→ **Given data**

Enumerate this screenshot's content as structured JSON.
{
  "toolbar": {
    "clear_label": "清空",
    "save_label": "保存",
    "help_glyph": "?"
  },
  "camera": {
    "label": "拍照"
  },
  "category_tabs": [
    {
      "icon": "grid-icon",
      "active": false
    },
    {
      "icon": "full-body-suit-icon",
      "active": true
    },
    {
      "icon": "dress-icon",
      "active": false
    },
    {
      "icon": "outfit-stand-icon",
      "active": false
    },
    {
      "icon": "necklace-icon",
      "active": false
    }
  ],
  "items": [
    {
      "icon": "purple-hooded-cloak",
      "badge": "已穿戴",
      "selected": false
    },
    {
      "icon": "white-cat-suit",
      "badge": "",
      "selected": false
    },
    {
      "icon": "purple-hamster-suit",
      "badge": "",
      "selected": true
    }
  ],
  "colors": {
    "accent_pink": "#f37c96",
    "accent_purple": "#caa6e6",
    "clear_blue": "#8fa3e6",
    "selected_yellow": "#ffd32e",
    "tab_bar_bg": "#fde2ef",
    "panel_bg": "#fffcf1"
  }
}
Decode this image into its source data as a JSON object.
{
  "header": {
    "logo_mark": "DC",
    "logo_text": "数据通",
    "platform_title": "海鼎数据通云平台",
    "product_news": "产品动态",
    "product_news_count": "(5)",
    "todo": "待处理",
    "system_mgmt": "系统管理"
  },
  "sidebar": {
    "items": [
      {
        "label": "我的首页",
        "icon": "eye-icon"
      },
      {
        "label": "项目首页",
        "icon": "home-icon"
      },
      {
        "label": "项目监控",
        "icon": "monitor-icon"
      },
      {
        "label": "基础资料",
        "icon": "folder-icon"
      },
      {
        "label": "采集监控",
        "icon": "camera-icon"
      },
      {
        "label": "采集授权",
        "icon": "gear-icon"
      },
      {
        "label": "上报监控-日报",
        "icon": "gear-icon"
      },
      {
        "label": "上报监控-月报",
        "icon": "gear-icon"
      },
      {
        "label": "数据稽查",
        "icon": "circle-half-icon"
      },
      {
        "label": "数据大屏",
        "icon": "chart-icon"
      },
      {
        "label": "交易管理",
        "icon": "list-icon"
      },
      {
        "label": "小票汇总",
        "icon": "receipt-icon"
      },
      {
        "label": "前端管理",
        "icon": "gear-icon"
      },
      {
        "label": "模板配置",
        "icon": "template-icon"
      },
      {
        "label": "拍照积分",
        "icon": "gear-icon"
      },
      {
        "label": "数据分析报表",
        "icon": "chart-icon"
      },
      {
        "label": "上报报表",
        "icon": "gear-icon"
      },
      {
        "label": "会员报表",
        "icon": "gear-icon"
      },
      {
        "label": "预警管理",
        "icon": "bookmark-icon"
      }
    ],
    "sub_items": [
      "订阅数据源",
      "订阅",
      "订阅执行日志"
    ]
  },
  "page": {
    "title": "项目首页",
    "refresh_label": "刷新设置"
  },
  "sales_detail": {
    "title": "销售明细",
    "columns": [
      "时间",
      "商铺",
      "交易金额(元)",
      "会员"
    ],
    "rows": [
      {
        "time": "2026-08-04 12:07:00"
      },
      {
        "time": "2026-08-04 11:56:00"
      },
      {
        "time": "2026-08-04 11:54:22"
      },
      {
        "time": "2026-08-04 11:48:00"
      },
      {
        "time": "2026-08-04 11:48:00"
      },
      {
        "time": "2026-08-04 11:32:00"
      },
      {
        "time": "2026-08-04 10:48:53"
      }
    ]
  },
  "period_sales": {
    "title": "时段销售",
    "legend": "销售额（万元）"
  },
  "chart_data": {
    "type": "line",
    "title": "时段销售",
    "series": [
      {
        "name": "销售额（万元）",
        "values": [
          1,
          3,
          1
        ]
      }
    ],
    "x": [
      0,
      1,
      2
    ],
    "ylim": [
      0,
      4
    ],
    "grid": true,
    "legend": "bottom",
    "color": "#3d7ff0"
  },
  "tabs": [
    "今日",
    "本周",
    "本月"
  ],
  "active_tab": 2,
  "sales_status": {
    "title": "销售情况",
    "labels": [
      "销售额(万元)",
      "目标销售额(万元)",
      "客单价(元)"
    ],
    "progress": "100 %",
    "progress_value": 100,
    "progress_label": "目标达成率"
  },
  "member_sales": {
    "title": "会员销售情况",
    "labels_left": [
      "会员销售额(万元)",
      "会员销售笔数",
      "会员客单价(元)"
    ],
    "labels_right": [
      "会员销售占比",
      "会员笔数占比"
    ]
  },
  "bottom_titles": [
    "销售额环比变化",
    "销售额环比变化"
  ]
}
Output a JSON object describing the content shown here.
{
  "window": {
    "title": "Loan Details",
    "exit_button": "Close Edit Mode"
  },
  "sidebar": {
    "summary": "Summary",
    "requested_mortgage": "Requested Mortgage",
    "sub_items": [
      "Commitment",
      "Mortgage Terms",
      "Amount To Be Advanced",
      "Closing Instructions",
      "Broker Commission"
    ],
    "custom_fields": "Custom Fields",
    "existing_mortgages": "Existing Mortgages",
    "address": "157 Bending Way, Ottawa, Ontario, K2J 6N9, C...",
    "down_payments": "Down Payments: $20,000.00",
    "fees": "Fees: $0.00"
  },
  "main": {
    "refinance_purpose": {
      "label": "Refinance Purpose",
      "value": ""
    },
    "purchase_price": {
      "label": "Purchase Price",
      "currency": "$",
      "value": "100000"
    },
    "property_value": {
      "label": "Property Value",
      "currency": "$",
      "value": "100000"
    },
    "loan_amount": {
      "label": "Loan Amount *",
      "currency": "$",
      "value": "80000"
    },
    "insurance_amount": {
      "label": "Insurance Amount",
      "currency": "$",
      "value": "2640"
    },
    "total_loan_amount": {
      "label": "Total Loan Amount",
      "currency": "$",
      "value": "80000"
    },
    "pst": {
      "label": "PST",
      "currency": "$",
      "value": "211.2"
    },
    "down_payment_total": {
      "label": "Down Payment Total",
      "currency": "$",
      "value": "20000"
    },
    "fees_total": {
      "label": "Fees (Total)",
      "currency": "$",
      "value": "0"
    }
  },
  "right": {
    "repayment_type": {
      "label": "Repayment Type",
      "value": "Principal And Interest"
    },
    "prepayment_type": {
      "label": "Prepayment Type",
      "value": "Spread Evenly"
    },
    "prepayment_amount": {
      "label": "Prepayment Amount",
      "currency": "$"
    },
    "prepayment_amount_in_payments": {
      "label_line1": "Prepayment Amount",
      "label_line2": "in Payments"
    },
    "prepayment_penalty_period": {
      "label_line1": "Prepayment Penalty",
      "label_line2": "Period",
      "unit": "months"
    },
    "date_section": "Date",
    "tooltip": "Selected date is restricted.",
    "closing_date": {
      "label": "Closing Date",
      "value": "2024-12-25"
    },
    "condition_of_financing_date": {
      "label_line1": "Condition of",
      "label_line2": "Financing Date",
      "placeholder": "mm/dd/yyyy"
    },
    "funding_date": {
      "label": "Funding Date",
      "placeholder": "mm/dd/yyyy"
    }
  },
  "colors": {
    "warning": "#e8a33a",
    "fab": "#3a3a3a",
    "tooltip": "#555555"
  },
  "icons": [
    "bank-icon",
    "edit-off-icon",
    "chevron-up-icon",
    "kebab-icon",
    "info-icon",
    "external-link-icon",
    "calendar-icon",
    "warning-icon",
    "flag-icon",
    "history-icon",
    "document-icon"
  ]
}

→ **Goal**
Output the records exactly, including every line.

→ **Solution to the exercise**
Enumerate this screenshot's content as structured JSON.
{
  "toolbar": {
    "clear_label": "清空",
    "save_label": "保存",
    "help_glyph": "?"
  },
  "camera": {
    "label": "拍照"
  },
  "category_tabs": [
    {
      "icon": "grid-icon",
      "active": false
    },
    {
      "icon": "full-body-suit-icon",
      "active": true
    },
    {
      "icon": "dress-icon",
      "active": false
    },
    {
      "icon": "outfit-stand-icon",
      "active": false
    },
    {
      "icon": "necklace-icon",
      "active": false
    }
  ],
  "items": [
    {
      "icon": "purple-hooded-cloak",
      "badge": "已穿戴",
      "selected": false
    },
    {
      "icon": "white-cat-suit",
      "badge": "",
      "selected": false
    },
    {
      "icon": "purple-hamster-suit",
      "badge": "",
      "selected": true
    }
  ],
  "colors": {
    "accent_pink": "#f37c96",
    "accent_purple": "#caa6e6",
    "clear_blue": "#8fa3e6",
    "selected_yellow": "#ffd32e",
    "tab_bar_bg": "#fde2ef",
    "panel_bg": "#fffcf1"
  }
}
Decode this image into its source data as a JSON object.
{
  "header": {
    "logo_mark": "DC",
    "logo_text": "数据通",
    "platform_title": "海鼎数据通云平台",
    "product_news": "产品动态",
    "product_news_count": "(5)",
    "todo": "待处理",
    "system_mgmt": "系统管理"
  },
  "sidebar": {
    "items": [
      {
        "label": "我的首页",
        "icon": "eye-icon"
      },
      {
        "label": "项目首页",
        "icon": "home-icon"
      },
      {
        "label": "项目监控",
        "icon": "monitor-icon"
      },
      {
        "label": "基础资料",
        "icon": "folder-icon"
      },
      {
        "label": "采集监控",
        "icon": "camera-icon"
      },
      {
        "label": "采集授权",
        "icon": "gear-icon"
      },
      {
        "label": "上报监控-日报",
        "icon": "gear-icon"
      },
      {
        "label": "上报监控-月报",
        "icon": "gear-icon"
      },
      {
        "label": "数据稽查",
        "icon": "circle-half-icon"
      },
      {
        "label": "数据大屏",
        "icon": "chart-icon"
      },
      {
        "label": "交易管理",
        "icon": "list-icon"
      },
      {
        "label": "小票汇总",
        "icon": "receipt-icon"
      },
      {
        "label": "前端管理",
        "icon": "gear-icon"
      },
      {
        "label": "模板配置",
        "icon": "template-icon"
      },
      {
        "label": "拍照积分",
        "icon": "gear-icon"
      },
      {
        "label": "数据分析报表",
        "icon": "chart-icon"
      },
      {
        "label": "上报报表",
        "icon": "gear-icon"
      },
      {
        "label": "会员报表",
        "icon": "gear-icon"
      },
      {
        "label": "预警管理",
        "icon": "bookmark-icon"
      }
    ],
    "sub_items": [
      "订阅数据源",
      "订阅",
      "订阅执行日志"
    ]
  },
  "page": {
    "title": "项目首页",
    "refresh_label": "刷新设置"
  },
  "sales_detail": {
    "title": "销售明细",
    "columns": [
      "时间",
      "商铺",
      "交易金额(元)",
      "会员"
    ],
    "rows": [
      {
        "time": "2026-08-04 12:07:00"
      },
      {
        "time": "2026-08-04 11:56:00"
      },
      {
        "time": "2026-08-04 11:54:22"
      },
      {
        "time": "2026-08-04 11:48:00"
      },
      {
        "time": "2026-08-04 11:48:00"
      },
      {
        "time": "2026-08-04 11:32:00"
      },
      {
        "time": "2026-08-04 10:48:53"
      }
    ]
  },
  "period_sales": {
    "title": "时段销售",
    "legend": "销售额（万元）"
  },
  "chart_data": {
    "type": "line",
    "title": "时段销售",
    "series": [
      {
        "name": "销售额（万元）",
        "values": [
          1,
          3,
          1
        ]
      }
    ],
    "x": [
      0,
      1,
      2
    ],
    "ylim": [
      0,
      4
    ],
    "grid": true,
    "legend": "bottom",
    "color": "#3d7ff0"
  },
  "tabs": [
    "今日",
    "本周",
    "本月"
  ],
  "active_tab": 2,
  "sales_status": {
    "title": "销售情况",
    "labels": [
      "销售额(万元)",
      "目标销售额(万元)",
      "客单价(元)"
    ],
    "progress": "100 %",
    "progress_value": 100,
    "progress_label": "目标达成率"
  },
  "member_sales": {
    "title": "会员销售情况",
    "labels_left": [
      "会员销售额(万元)",
      "会员销售笔数",
      "会员客单价(元)"
    ],
    "labels_right": [
      "会员销售占比",
      "会员笔数占比"
    ]
  },
  "bottom_titles": [
    "销售额环比变化",
    "销售额环比变化"
  ]
}
Output a JSON object describing the content shown here.
{
  "window": {
    "title": "Loan Details",
    "exit_button": "Close Edit Mode"
  },
  "sidebar": {
    "summary": "Summary",
    "requested_mortgage": "Requested Mortgage",
    "sub_items": [
      "Commitment",
      "Mortgage Terms",
      "Amount To Be Advanced",
      "Closing Instructions",
      "Broker Commission"
    ],
    "custom_fields": "Custom Fields",
    "existing_mortgages": "Existing Mortgages",
    "address": "157 Bending Way, Ottawa, Ontario, K2J 6N9, C...",
    "down_payments": "Down Payments: $20,000.00",
    "fees": "Fees: $0.00"
  },
  "main": {
    "refinance_purpose": {
      "label": "Refinance Purpose",
      "value": ""
    },
    "purchase_price": {
      "label": "Purchase Price",
      "currency": "$",
      "value": "100000"
    },
    "property_value": {
      "label": "Property Value",
      "currency": "$",
      "value": "100000"
    },
    "loan_amount": {
      "label": "Loan Amount *",
      "currency": "$",
      "value": "80000"
    },
    "insurance_amount": {
      "label": "Insurance Amount",
      "currency": "$",
      "value": "2640"
    },
    "total_loan_amount": {
      "label": "Total Loan Amount",
      "currency": "$",
      "value": "80000"
    },
    "pst": {
      "label": "PST",
      "currency": "$",
      "value": "211.2"
    },
    "down_payment_total": {
      "label": "Down Payment Total",
      "currency": "$",
      "value": "20000"
    },
    "fees_total": {
      "label": "Fees (Total)",
      "currency": "$",
      "value": "0"
    }
  },
  "right": {
    "repayment_type": {
      "label": "Repayment Type",
      "value": "Principal And Interest"
    },
    "prepayment_type": {
      "label": "Prepayment Type",
      "value": "Spread Evenly"
    },
    "prepayment_amount": {
      "label": "Prepayment Amount",
      "currency": "$"
    },
    "prepayment_amount_in_payments": {
      "label_line1": "Prepayment Amount",
      "label_line2": "in Payments"
    },
    "prepayment_penalty_period": {
      "label_line1": "Prepayment Penalty",
      "label_line2": "Period",
      "unit": "months"
    },
    "date_section": "Date",
    "tooltip": "Selected date is restricted.",
    "closing_date": {
      "label": "Closing Date",
      "value": "2024-12-25"
    },
    "condition_of_financing_date": {
      "label_line1": "Condition of",
      "label_line2": "Financing Date",
      "placeholder": "mm/dd/yyyy"
    },
    "funding_date": {
      "label": "Funding Date",
      "placeholder": "mm/dd/yyyy"
    }
  },
  "colors": {
    "warning": "#e8a33a",
    "fab": "#3a3a3a",
    "tooltip": "#555555"
  },
  "icons": [
    "bank-icon",
    "edit-off-icon",
    "chevron-up-icon",
    "kebab-icon",
    "info-icon",
    "external-link-icon",
    "calendar-icon",
    "warning-icon",
    "flag-icon",
    "history-icon",
    "document-icon"
  ]
}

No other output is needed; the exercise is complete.